##### Selected extract

Speakers gather at the A.S. Byatt memorial event

Alumnae and College members celebrate the life and work of Dame A.S. Byatt

Family, friends, former colleagues and students paid tribute to Newnham’s Honorary Fellow and alumna Dame A.S. Byatt at an intimate memorial event last week, on the first anniversary of her death. 

A.S. Byatt (NC 1954) is one of Newnham’s greatest literary treasures. Her first novel, The Shadow of the Sun, was written while she was a student at Newnham, and her 1990 novel Possession won the Booker Prize.  

Alumnae, Senior and Junior Members of Newnham College gathered to celebrate her work, with the range of ages a testimony to her appeal across the generations. We were delighted to have many members of Byatt’s family with us to remember her, as friends and family read extracts of her work and talked about how her writing had influenced them as women and as readers. 

Antonia Byatt, A.S.’ daughter and a graduate of Selwyn, read from a diary of her mother's, with memories of a summer in her Newnham years.  

Professor Jenn Ashworth (NC 2000), Honorary Fellow and alumna, read from Still Life, the second in the Frederica Quartet series. Jenn said,  “Spoiled for choice, I chose to read to you about Stephanie and her family, the struggle to balance work and motherhood, because in this, and in so many other various places and spaces and types of life, Byatt shows us that she knows exactly what it felt like. 

“Not all novelists understand that domestic work and intellectual work are yes, sometimes enemies to each other... at the same time as they are vibrant threads of the same dignified life.”

##########
##### Entries provided

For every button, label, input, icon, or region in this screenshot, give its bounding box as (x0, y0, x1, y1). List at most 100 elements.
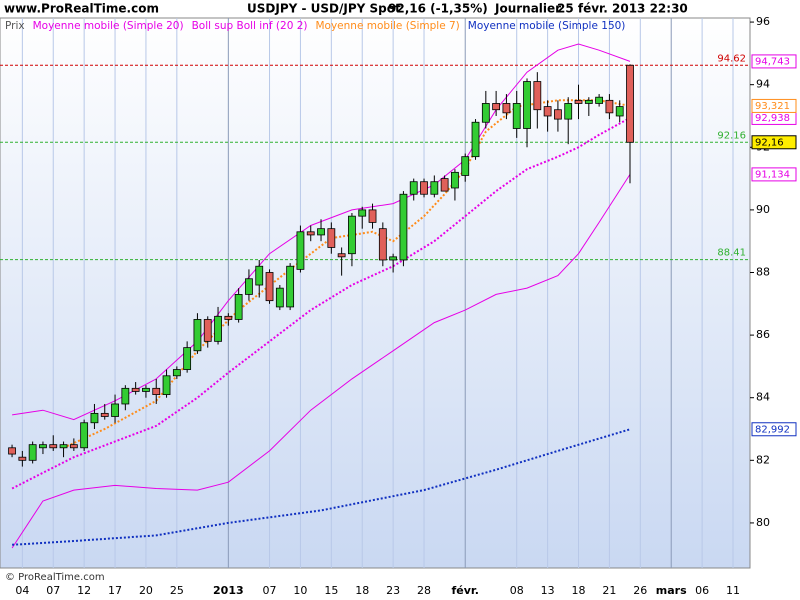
y-tick-label: 80 (756, 516, 770, 529)
x-tick-label: 25 (170, 584, 184, 597)
candle-body (368, 209, 377, 223)
candle-body (471, 121, 480, 158)
x-tick-label: 20 (139, 584, 153, 597)
candle-body (142, 387, 150, 392)
candle-body (255, 265, 264, 286)
candle-body (533, 81, 542, 111)
candle-body (605, 99, 614, 114)
candle-body (451, 171, 459, 189)
symbol: USDJPY - USD/JPY Spot (247, 2, 401, 16)
candle-body (615, 106, 624, 117)
candle-body (440, 178, 449, 192)
candle-body (49, 444, 58, 449)
candle-body (8, 447, 16, 455)
candle-body (327, 228, 336, 248)
x-tick-label: 17 (108, 584, 122, 597)
price-badge-label: 93,321 (755, 101, 790, 112)
price-badge (751, 98, 797, 113)
candle-body (461, 156, 470, 176)
moving-average (63, 99, 631, 449)
candle-body (162, 375, 171, 395)
last-price: 92,16 (-1,35%) (388, 2, 488, 16)
candle-body (389, 256, 398, 261)
x-tick-label: 28 (417, 584, 431, 597)
site: www.ProRealTime.com (4, 2, 159, 16)
candle-body (245, 278, 253, 295)
x-tick-label: févr. (451, 584, 478, 597)
candle-body (296, 231, 305, 270)
x-tick-label: 06 (695, 584, 709, 597)
candle-body (584, 99, 593, 104)
candle-body (121, 387, 130, 405)
plot-area (0, 17, 751, 569)
candle-body (306, 231, 315, 236)
reference-label: 88.41 (717, 248, 746, 259)
candle-body (90, 412, 99, 424)
candle-body (358, 209, 367, 217)
candle-body (543, 106, 552, 117)
x-tick-label: 26 (633, 584, 647, 597)
x-tick-label: mars (656, 584, 687, 597)
x-tick-label: 18 (572, 584, 586, 597)
x-tick-label: 18 (355, 584, 369, 597)
candle-body (265, 272, 274, 302)
candle-body (626, 64, 634, 143)
candle-body (39, 444, 47, 449)
y-tick-label: 84 (756, 391, 770, 404)
candle-body (574, 99, 583, 104)
price-badge-label: 94,743 (755, 56, 790, 67)
candle-body (399, 193, 408, 261)
candle-body (152, 387, 161, 395)
x-tick-label: 07 (263, 584, 277, 597)
y-tick-label: 82 (756, 453, 770, 466)
datetime: 25 févr. 2013 22:30 (557, 2, 688, 16)
candle-body (337, 253, 346, 258)
legend-entry: Boll sup Boll inf (20 2) (192, 20, 308, 32)
price-badge-label: 91,134 (755, 169, 790, 180)
candle-body (430, 181, 439, 195)
candle-body (502, 103, 511, 114)
price-badge-label: 82,992 (755, 424, 790, 435)
candle-body (409, 181, 418, 195)
x-tick-label: 08 (510, 584, 524, 597)
y-tick-label: 90 (756, 203, 770, 216)
candle-body (224, 315, 233, 320)
moving-average (11, 117, 631, 490)
x-tick-label: 10 (293, 584, 307, 597)
x-tick-label: 2013 (213, 584, 244, 597)
candle-body (481, 103, 490, 123)
price-badge-label: 92,938 (755, 113, 790, 124)
candle-body (59, 444, 68, 449)
candle-body (523, 81, 531, 129)
candle-body (420, 181, 428, 195)
candle-body (595, 96, 604, 104)
candle-body (80, 422, 89, 449)
candle-body (69, 444, 78, 449)
x-tick-label: 07 (46, 584, 60, 597)
price-badge (751, 422, 797, 437)
candle-body (131, 387, 140, 392)
candle-body (317, 228, 325, 236)
x-tick-label: 21 (602, 584, 616, 597)
candle-body (554, 109, 562, 120)
x-tick-label: 23 (386, 584, 400, 597)
candle-body (564, 103, 573, 120)
x-tick-label: 11 (726, 584, 740, 597)
y-tick-label: 96 (756, 15, 770, 28)
legend-entry: Moyenne mobile (Simple 7) (315, 20, 459, 32)
x-tick-label: 12 (77, 584, 91, 597)
copyright: © ProRealTime.com (5, 572, 105, 583)
candle-body (492, 103, 501, 111)
candle-body (172, 369, 181, 377)
x-tick-label: 04 (15, 584, 29, 597)
candle-body (193, 319, 202, 352)
price-badge-label: 92,16 (755, 137, 784, 148)
candle-body (348, 215, 356, 255)
candle-body (183, 347, 192, 370)
candle-body (234, 294, 243, 320)
candle-body (378, 228, 387, 261)
candle-body (18, 456, 27, 461)
price-badge (751, 135, 797, 150)
candle-body (28, 444, 37, 461)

##########

▶ _Tasks to perform_
1. For the memorial article, decide whether each statement agrees with it: (a) Possession won the Booker Prize. (b) The Shadow of the Sun was written after Byatt left Newnham. (c) Still Life is the first book in the Frederica Quartet. Answer yes or no for each and quote the deciding words.
2. List every novel by Byatt that the memorial article names by title.
3. Transcribe the memorial article from "Alumnae, Senior and" to "her Newnham years.".

▶ _Answers to the exercise_
1.
(a) Yes: "her 1990 novel Possession won the Booker Prize"
(b) No: "was written while she was a student at Newnham"
(c) No: "the second in the Frederica Quartet series"

2.
The Shadow of the Sun
Possession
Still Life

3.
Alumnae, Senior and Junior Members of Newnham College gathered to celebrate her work, with the range of ages a testimony to her appeal across the generations. We were delighted to have many members of Byatt’s family with us to remember her, as friends and family read extracts of her work and talked about how her writing had influenced them as women and as readers. 

Antonia Byatt, A.S.’ daughter and a graduate of Selwyn, read from a diary of her mother's, with memories of a summer in her Newnham years.